[Listed records]
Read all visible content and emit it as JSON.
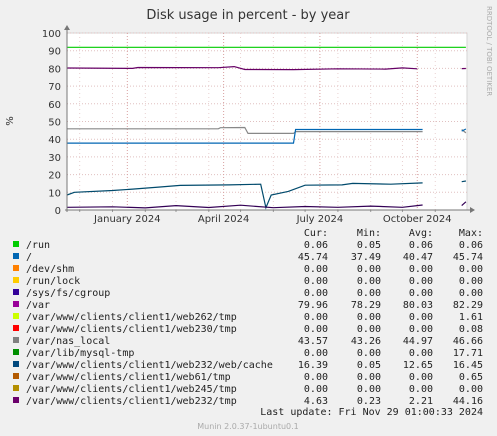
{
  "chart_data": {
    "type": "line",
    "title": "Disk usage in percent - by year",
    "ylabel": "%",
    "side_label": "RRDTOOL / TOBI OETIKER",
    "ylim": [
      0,
      100
    ],
    "yticks": [
      0,
      10,
      20,
      30,
      40,
      50,
      60,
      70,
      80,
      90,
      100
    ],
    "xlim": [
      "2023-11-19",
      "2024-12-01"
    ],
    "xticks": [
      {
        "label": "January 2024",
        "date": "2024-01-15"
      },
      {
        "label": "April 2024",
        "date": "2024-04-15"
      },
      {
        "label": "July 2024",
        "date": "2024-07-15"
      },
      {
        "label": "October 2024",
        "date": "2024-10-15"
      }
    ],
    "grid": true,
    "series": [
      {
        "name": "/run",
        "color": "#00cc00",
        "points": [
          [
            "2023-11-19",
            91.9
          ],
          [
            "2024-11-30",
            91.9
          ]
        ]
      },
      {
        "name": "/var",
        "color": "#660066",
        "points": [
          [
            "2023-11-19",
            80.2
          ],
          [
            "2024-01-20",
            80.0
          ],
          [
            "2024-01-25",
            80.5
          ],
          [
            "2024-04-10",
            80.4
          ],
          [
            "2024-04-25",
            81.0
          ],
          [
            "2024-05-05",
            79.4
          ],
          [
            "2024-06-20",
            79.3
          ],
          [
            "2024-08-01",
            79.8
          ],
          [
            "2024-09-15",
            79.6
          ],
          [
            "2024-10-01",
            80.3
          ],
          [
            "2024-10-15",
            79.8
          ],
          [
            "2024-10-20",
            null
          ],
          [
            "2024-11-26",
            79.9
          ],
          [
            "2024-11-30",
            79.96
          ]
        ]
      },
      {
        "name": "/var/nas_local",
        "color": "#888888",
        "points": [
          [
            "2023-11-19",
            45.9
          ],
          [
            "2024-04-10",
            45.9
          ],
          [
            "2024-04-12",
            46.5
          ],
          [
            "2024-05-05",
            46.6
          ],
          [
            "2024-05-08",
            43.3
          ],
          [
            "2024-06-20",
            43.3
          ],
          [
            "2024-06-22",
            44.3
          ],
          [
            "2024-10-20",
            44.3
          ],
          [
            "2024-10-21",
            null
          ],
          [
            "2024-11-26",
            45.5
          ],
          [
            "2024-11-30",
            43.57
          ]
        ]
      },
      {
        "name": "/",
        "color": "#0066b3",
        "points": [
          [
            "2023-11-19",
            37.8
          ],
          [
            "2024-06-20",
            37.8
          ],
          [
            "2024-06-22",
            45.5
          ],
          [
            "2024-10-20",
            45.5
          ],
          [
            "2024-10-21",
            null
          ],
          [
            "2024-11-26",
            44.6
          ],
          [
            "2024-11-30",
            45.74
          ]
        ]
      },
      {
        "name": "/var/www/clients/client1/web232/web/cache",
        "color": "#004a6c",
        "points": [
          [
            "2023-11-19",
            8.5
          ],
          [
            "2023-11-26",
            10.0
          ],
          [
            "2024-01-01",
            11.0
          ],
          [
            "2024-01-20",
            11.8
          ],
          [
            "2024-02-15",
            13.0
          ],
          [
            "2024-03-05",
            13.9
          ],
          [
            "2024-04-20",
            14.2
          ],
          [
            "2024-05-20",
            14.6
          ],
          [
            "2024-05-25",
            1.3
          ],
          [
            "2024-05-30",
            8.5
          ],
          [
            "2024-06-15",
            10.5
          ],
          [
            "2024-07-01",
            14.0
          ],
          [
            "2024-08-05",
            14.2
          ],
          [
            "2024-08-15",
            15.0
          ],
          [
            "2024-09-20",
            14.6
          ],
          [
            "2024-10-20",
            15.3
          ],
          [
            "2024-10-21",
            null
          ],
          [
            "2024-11-26",
            16.0
          ],
          [
            "2024-11-30",
            16.39
          ]
        ]
      },
      {
        "name": "/var/www/clients/client1/web232/tmp",
        "color": "#330055",
        "points": [
          [
            "2023-11-19",
            1.5
          ],
          [
            "2024-01-01",
            1.8
          ],
          [
            "2024-02-01",
            1.2
          ],
          [
            "2024-03-01",
            2.5
          ],
          [
            "2024-04-01",
            1.4
          ],
          [
            "2024-05-01",
            2.7
          ],
          [
            "2024-06-01",
            1.3
          ],
          [
            "2024-07-01",
            2.0
          ],
          [
            "2024-08-01",
            1.5
          ],
          [
            "2024-09-01",
            2.2
          ],
          [
            "2024-10-01",
            1.5
          ],
          [
            "2024-10-20",
            2.8
          ],
          [
            "2024-10-21",
            null
          ],
          [
            "2024-11-26",
            2.5
          ],
          [
            "2024-11-30",
            4.63
          ]
        ]
      }
    ]
  },
  "legend": {
    "headers": [
      "Cur:",
      "Min:",
      "Avg:",
      "Max:"
    ],
    "rows": [
      {
        "name": "/run",
        "color": "#00cc00",
        "cur": "0.06",
        "min": "0.05",
        "avg": "0.06",
        "max": "0.06"
      },
      {
        "name": "/",
        "color": "#0066b3",
        "cur": "45.74",
        "min": "37.49",
        "avg": "40.47",
        "max": "45.74"
      },
      {
        "name": "/dev/shm",
        "color": "#ff8000",
        "cur": "0.00",
        "min": "0.00",
        "avg": "0.00",
        "max": "0.00"
      },
      {
        "name": "/run/lock",
        "color": "#ffcc00",
        "cur": "0.00",
        "min": "0.00",
        "avg": "0.00",
        "max": "0.00"
      },
      {
        "name": "/sys/fs/cgroup",
        "color": "#330099",
        "cur": "0.00",
        "min": "0.00",
        "avg": "0.00",
        "max": "0.00"
      },
      {
        "name": "/var",
        "color": "#990099",
        "cur": "79.96",
        "min": "78.29",
        "avg": "80.03",
        "max": "82.29"
      },
      {
        "name": "/var/www/clients/client1/web262/tmp",
        "color": "#ccff00",
        "cur": "0.00",
        "min": "0.00",
        "avg": "0.00",
        "max": "1.61"
      },
      {
        "name": "/var/www/clients/client1/web230/tmp",
        "color": "#ff0000",
        "cur": "0.00",
        "min": "0.00",
        "avg": "0.00",
        "max": "0.08"
      },
      {
        "name": "/var/nas_local",
        "color": "#808080",
        "cur": "43.57",
        "min": "43.26",
        "avg": "44.97",
        "max": "46.66"
      },
      {
        "name": "/var/lib/mysql-tmp",
        "color": "#008f00",
        "cur": "0.00",
        "min": "0.00",
        "avg": "0.00",
        "max": "17.71"
      },
      {
        "name": "/var/www/clients/client1/web232/web/cache",
        "color": "#00487d",
        "cur": "16.39",
        "min": "0.05",
        "avg": "12.65",
        "max": "16.45"
      },
      {
        "name": "/var/www/clients/client1/web61/tmp",
        "color": "#b35a00",
        "cur": "0.00",
        "min": "0.00",
        "avg": "0.00",
        "max": "0.65"
      },
      {
        "name": "/var/www/clients/client1/web245/tmp",
        "color": "#b38f00",
        "cur": "0.00",
        "min": "0.00",
        "avg": "0.00",
        "max": "0.00"
      },
      {
        "name": "/var/www/clients/client1/web232/tmp",
        "color": "#6b006b",
        "cur": "4.63",
        "min": "0.23",
        "avg": "2.21",
        "max": "44.16"
      }
    ],
    "last_update": "Last update: Fri Nov 29 01:00:33 2024"
  },
  "footer": "Munin 2.0.37-1ubuntu0.1"
}
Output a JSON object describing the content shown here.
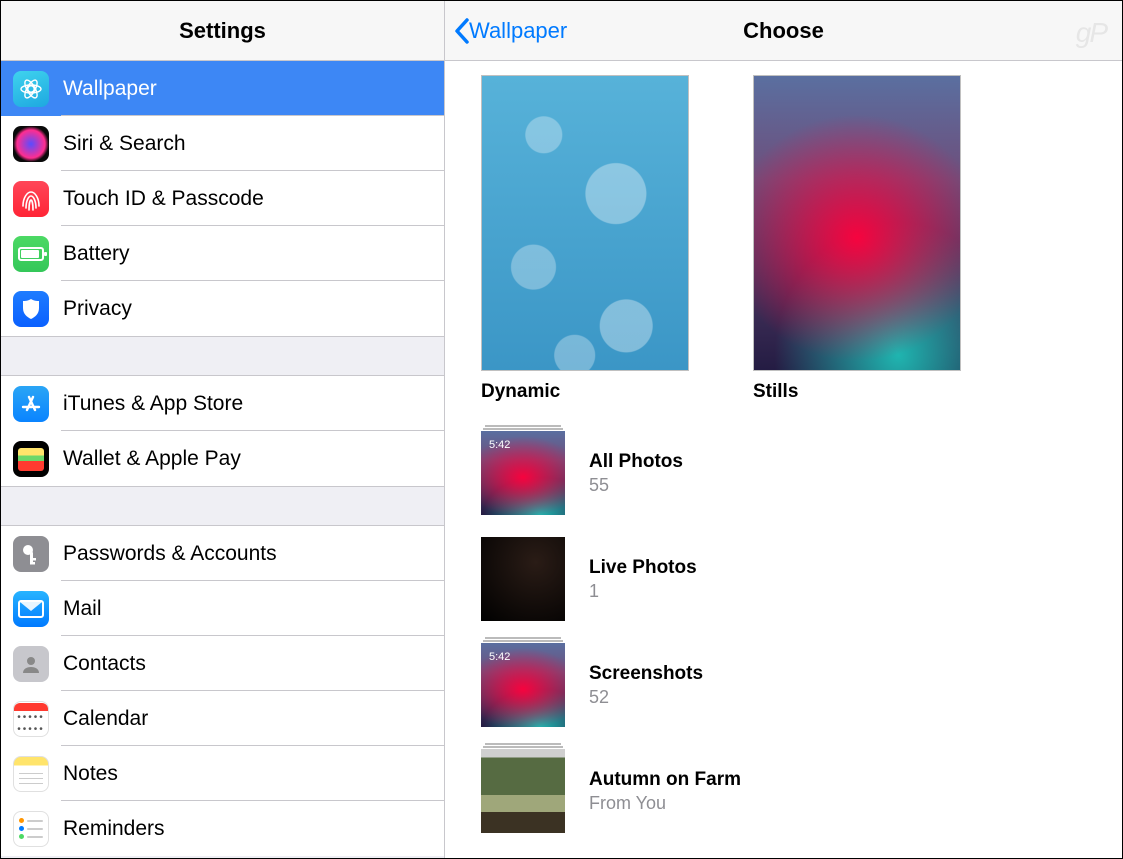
{
  "sidebar": {
    "title": "Settings",
    "groups": [
      [
        {
          "id": "wallpaper",
          "label": "Wallpaper",
          "active": true
        },
        {
          "id": "siri",
          "label": "Siri & Search"
        },
        {
          "id": "touchid",
          "label": "Touch ID & Passcode"
        },
        {
          "id": "battery",
          "label": "Battery"
        },
        {
          "id": "privacy",
          "label": "Privacy"
        }
      ],
      [
        {
          "id": "appstore",
          "label": "iTunes & App Store"
        },
        {
          "id": "wallet",
          "label": "Wallet & Apple Pay"
        }
      ],
      [
        {
          "id": "passwords",
          "label": "Passwords & Accounts"
        },
        {
          "id": "mail",
          "label": "Mail"
        },
        {
          "id": "contacts",
          "label": "Contacts"
        },
        {
          "id": "calendar",
          "label": "Calendar"
        },
        {
          "id": "notes",
          "label": "Notes"
        },
        {
          "id": "reminders",
          "label": "Reminders"
        }
      ]
    ]
  },
  "detail": {
    "back_label": "Wallpaper",
    "title": "Choose",
    "wallpapers": [
      {
        "id": "dynamic",
        "label": "Dynamic"
      },
      {
        "id": "stills",
        "label": "Stills"
      }
    ],
    "albums": [
      {
        "id": "all",
        "title": "All Photos",
        "subtitle": "55",
        "thumb": "colorful",
        "stack": true,
        "time": "5:42"
      },
      {
        "id": "live",
        "title": "Live Photos",
        "subtitle": "1",
        "thumb": "dark",
        "stack": false
      },
      {
        "id": "screenshots",
        "title": "Screenshots",
        "subtitle": "52",
        "thumb": "colorful",
        "stack": true,
        "time": "5:42"
      },
      {
        "id": "autumn",
        "title": "Autumn on Farm",
        "subtitle": "From You",
        "thumb": "photo",
        "stack": true
      }
    ]
  },
  "watermark": "gP"
}
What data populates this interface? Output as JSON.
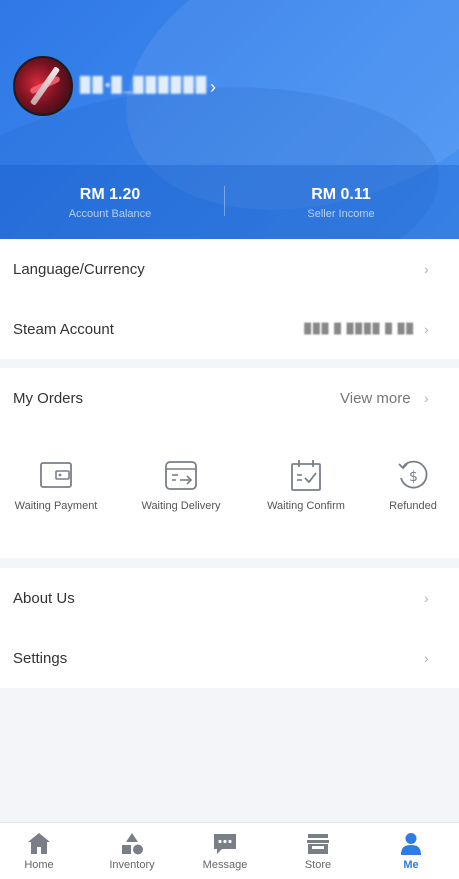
{
  "profile": {
    "username": "▉▉•▉_▉▉▉▉▉▉",
    "chevron": "›"
  },
  "balances": {
    "account_balance_value": "RM 1.20",
    "account_balance_label": "Account Balance",
    "seller_income_value": "RM 0.11",
    "seller_income_label": "Seller Income"
  },
  "settings_rows": {
    "language_currency": "Language/Currency",
    "steam_account": "Steam Account",
    "steam_account_value": "▉▉▉ ▉ ▉▉▉▉ ▉ ▉▉"
  },
  "orders": {
    "title": "My Orders",
    "view_more": "View more",
    "items": [
      {
        "label": "Waiting Payment",
        "icon": "wallet-icon"
      },
      {
        "label": "Waiting Delivery",
        "icon": "delivery-icon"
      },
      {
        "label": "Waiting Confirm",
        "icon": "calendar-check-icon"
      },
      {
        "label": "Refunded",
        "icon": "refund-icon"
      }
    ]
  },
  "more_rows": {
    "about_us": "About Us",
    "settings": "Settings"
  },
  "chevron": "›",
  "nav": {
    "items": [
      {
        "label": "Home",
        "icon": "home-icon"
      },
      {
        "label": "Inventory",
        "icon": "inventory-icon"
      },
      {
        "label": "Message",
        "icon": "message-icon"
      },
      {
        "label": "Store",
        "icon": "store-icon"
      },
      {
        "label": "Me",
        "icon": "person-icon",
        "active": true
      }
    ]
  },
  "colors": {
    "header_blue": "#3b87ee",
    "active_nav": "#2d7be8",
    "inactive_icon": "#7a7f87"
  }
}
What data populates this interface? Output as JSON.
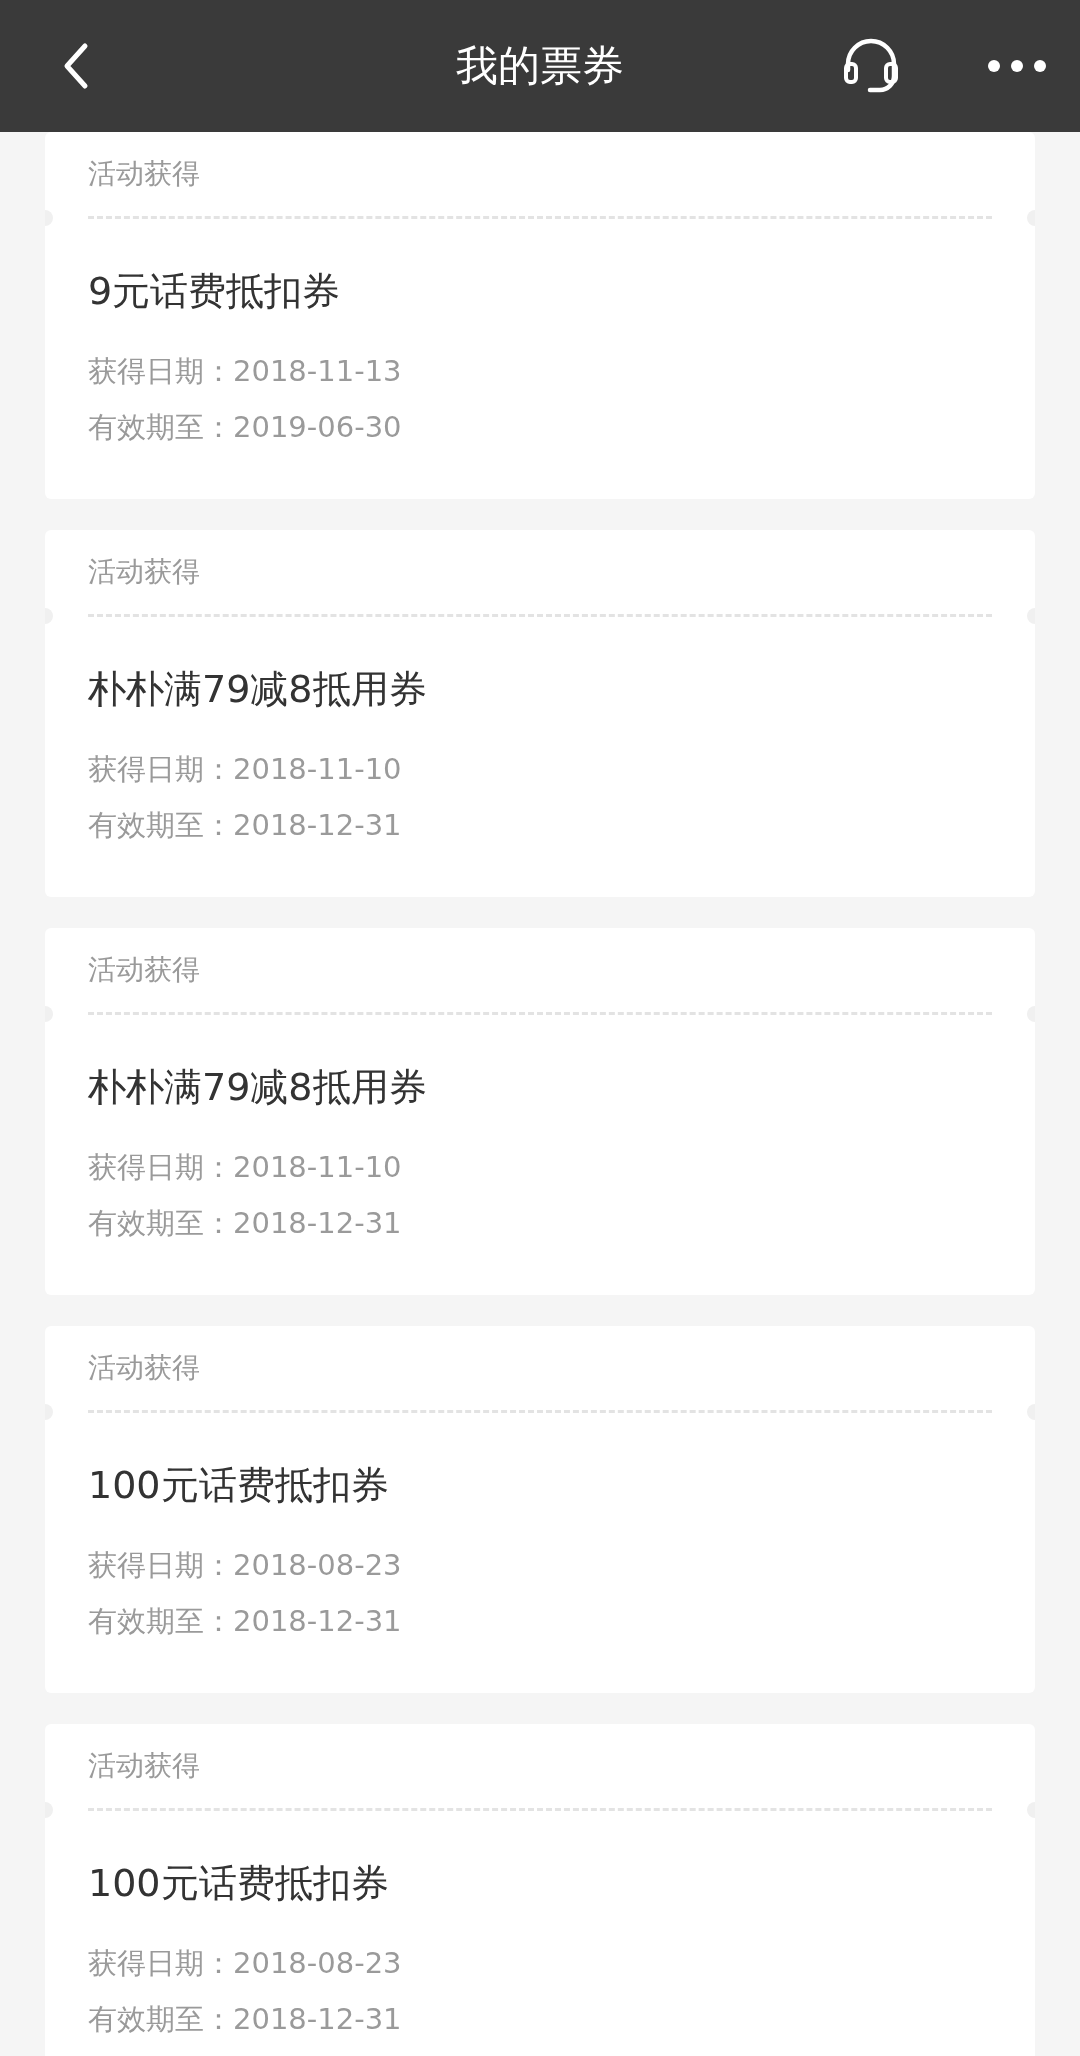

[Request] Pick out the lines that contain "subtitle" and copy them.

[Exercise solution]
        "subtitle": "55",
        "subtitle": "1",
        "subtitle": "52",
        "subtitle": "From You",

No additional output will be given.